### Excerpted records
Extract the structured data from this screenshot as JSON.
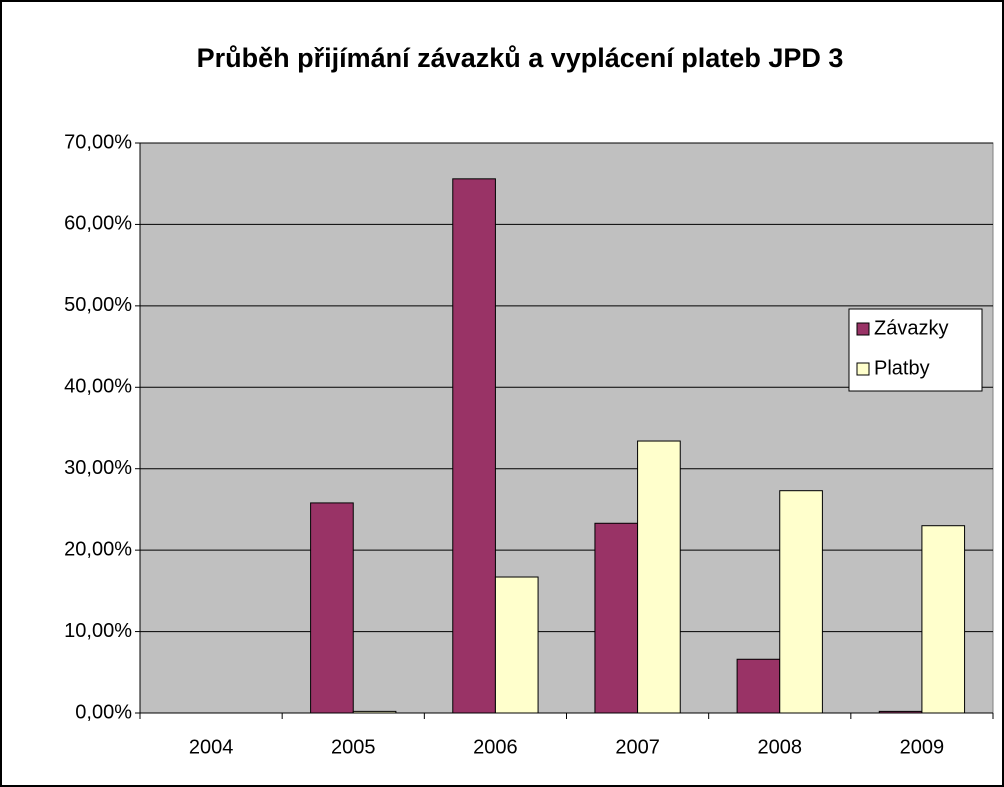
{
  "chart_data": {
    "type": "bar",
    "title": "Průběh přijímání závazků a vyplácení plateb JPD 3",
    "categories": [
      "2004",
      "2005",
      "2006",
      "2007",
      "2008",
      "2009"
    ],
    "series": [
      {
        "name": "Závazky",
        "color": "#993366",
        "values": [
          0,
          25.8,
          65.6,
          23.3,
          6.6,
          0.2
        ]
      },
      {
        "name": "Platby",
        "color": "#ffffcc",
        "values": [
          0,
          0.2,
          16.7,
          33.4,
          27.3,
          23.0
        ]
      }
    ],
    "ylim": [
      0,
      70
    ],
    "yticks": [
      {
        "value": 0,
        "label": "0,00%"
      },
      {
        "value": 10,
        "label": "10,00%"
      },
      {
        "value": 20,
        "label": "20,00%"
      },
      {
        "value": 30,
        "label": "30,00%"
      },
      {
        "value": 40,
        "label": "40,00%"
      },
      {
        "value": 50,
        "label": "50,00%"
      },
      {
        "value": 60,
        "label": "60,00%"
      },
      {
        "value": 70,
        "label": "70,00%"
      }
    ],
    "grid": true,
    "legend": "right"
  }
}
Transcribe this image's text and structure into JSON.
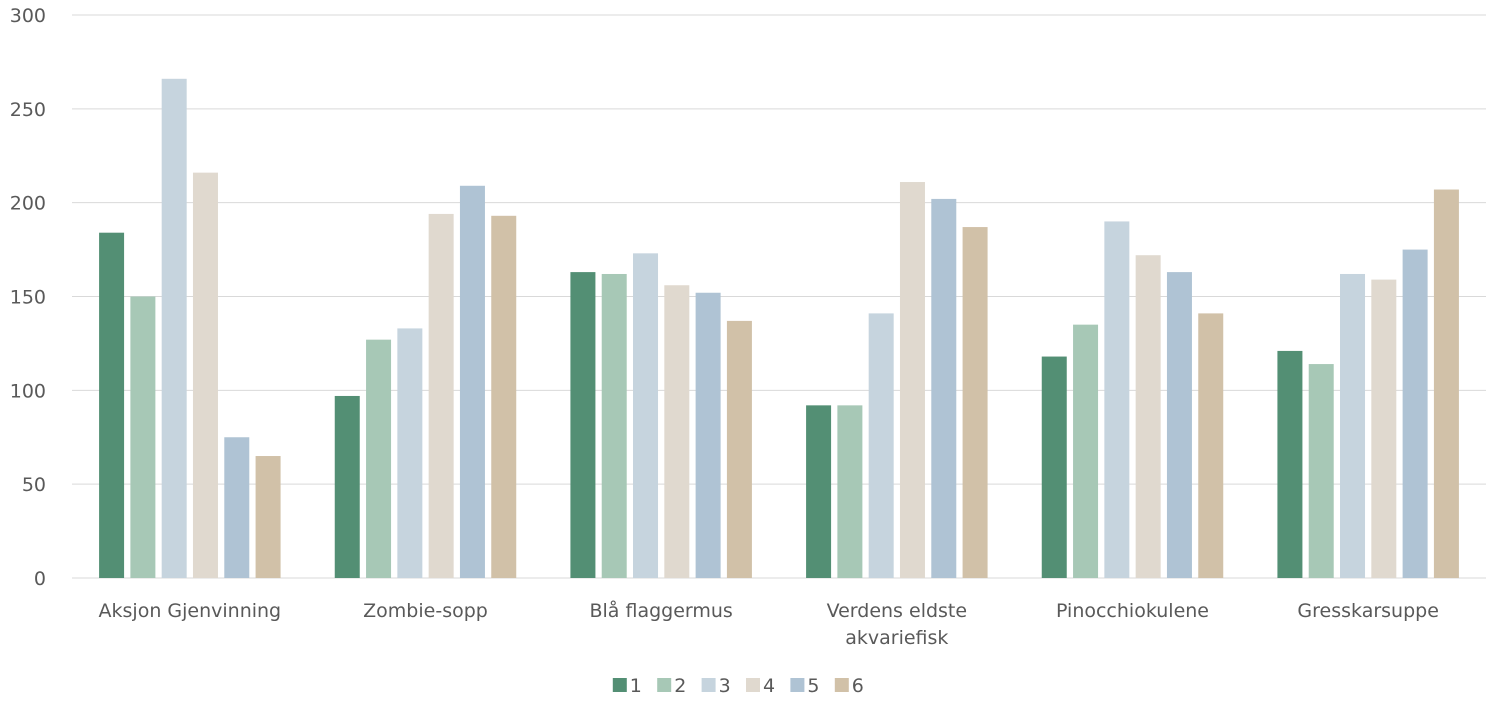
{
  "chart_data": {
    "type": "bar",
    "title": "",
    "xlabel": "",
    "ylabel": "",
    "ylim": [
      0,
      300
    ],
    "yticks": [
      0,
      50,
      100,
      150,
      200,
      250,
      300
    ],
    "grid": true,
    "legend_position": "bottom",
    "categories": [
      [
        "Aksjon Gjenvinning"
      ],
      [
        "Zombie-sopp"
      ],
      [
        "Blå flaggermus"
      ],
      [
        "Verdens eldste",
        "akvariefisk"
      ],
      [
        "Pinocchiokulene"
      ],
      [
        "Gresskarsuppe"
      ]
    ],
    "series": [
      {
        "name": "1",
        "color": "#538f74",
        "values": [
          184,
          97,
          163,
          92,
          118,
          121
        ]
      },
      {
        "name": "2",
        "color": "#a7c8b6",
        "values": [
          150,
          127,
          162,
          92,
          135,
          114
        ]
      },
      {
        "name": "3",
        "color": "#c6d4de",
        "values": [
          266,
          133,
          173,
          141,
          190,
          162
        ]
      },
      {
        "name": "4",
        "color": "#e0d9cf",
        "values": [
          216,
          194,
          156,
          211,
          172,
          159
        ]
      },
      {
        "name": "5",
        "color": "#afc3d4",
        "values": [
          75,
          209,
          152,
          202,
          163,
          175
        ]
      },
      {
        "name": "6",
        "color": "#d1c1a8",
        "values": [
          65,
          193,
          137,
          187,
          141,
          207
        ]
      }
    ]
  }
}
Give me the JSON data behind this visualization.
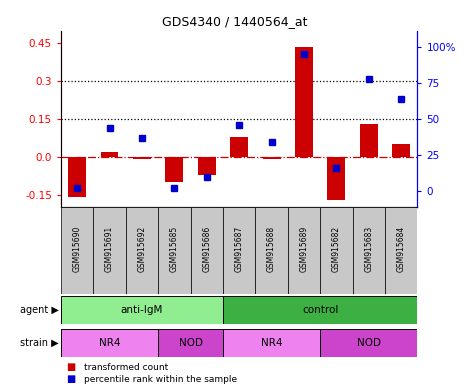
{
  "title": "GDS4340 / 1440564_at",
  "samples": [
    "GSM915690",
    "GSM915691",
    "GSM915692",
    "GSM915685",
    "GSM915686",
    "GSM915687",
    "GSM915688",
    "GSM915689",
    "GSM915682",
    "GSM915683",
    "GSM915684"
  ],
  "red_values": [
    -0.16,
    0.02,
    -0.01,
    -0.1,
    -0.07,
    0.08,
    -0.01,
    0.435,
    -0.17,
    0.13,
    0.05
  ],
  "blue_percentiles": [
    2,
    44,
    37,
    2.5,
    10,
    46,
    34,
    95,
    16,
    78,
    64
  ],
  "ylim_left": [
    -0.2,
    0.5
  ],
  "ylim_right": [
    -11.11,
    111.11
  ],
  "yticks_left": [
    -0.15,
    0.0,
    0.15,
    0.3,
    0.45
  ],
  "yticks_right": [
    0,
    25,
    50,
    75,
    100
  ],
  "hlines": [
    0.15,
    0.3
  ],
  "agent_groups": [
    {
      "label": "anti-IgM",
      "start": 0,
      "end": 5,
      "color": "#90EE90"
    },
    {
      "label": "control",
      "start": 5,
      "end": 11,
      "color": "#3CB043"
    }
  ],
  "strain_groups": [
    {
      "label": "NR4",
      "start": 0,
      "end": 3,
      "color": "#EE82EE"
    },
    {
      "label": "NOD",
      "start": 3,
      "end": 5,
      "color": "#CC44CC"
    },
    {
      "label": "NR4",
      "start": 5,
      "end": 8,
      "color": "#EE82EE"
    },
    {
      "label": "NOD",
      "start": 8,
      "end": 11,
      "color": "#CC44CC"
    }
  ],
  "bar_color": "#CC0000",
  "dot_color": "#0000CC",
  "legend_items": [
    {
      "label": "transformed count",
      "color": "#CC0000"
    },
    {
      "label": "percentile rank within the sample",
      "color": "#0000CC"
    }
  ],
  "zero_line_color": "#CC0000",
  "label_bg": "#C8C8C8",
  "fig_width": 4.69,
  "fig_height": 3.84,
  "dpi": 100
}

### Challenge
Identify lines with the string "this". Copy each one.

### Correct result
Extract the structured data from this screenshot as JSON.
Transcribe this image's text and structure into JSON.
Give me the JSON data behind this visualization.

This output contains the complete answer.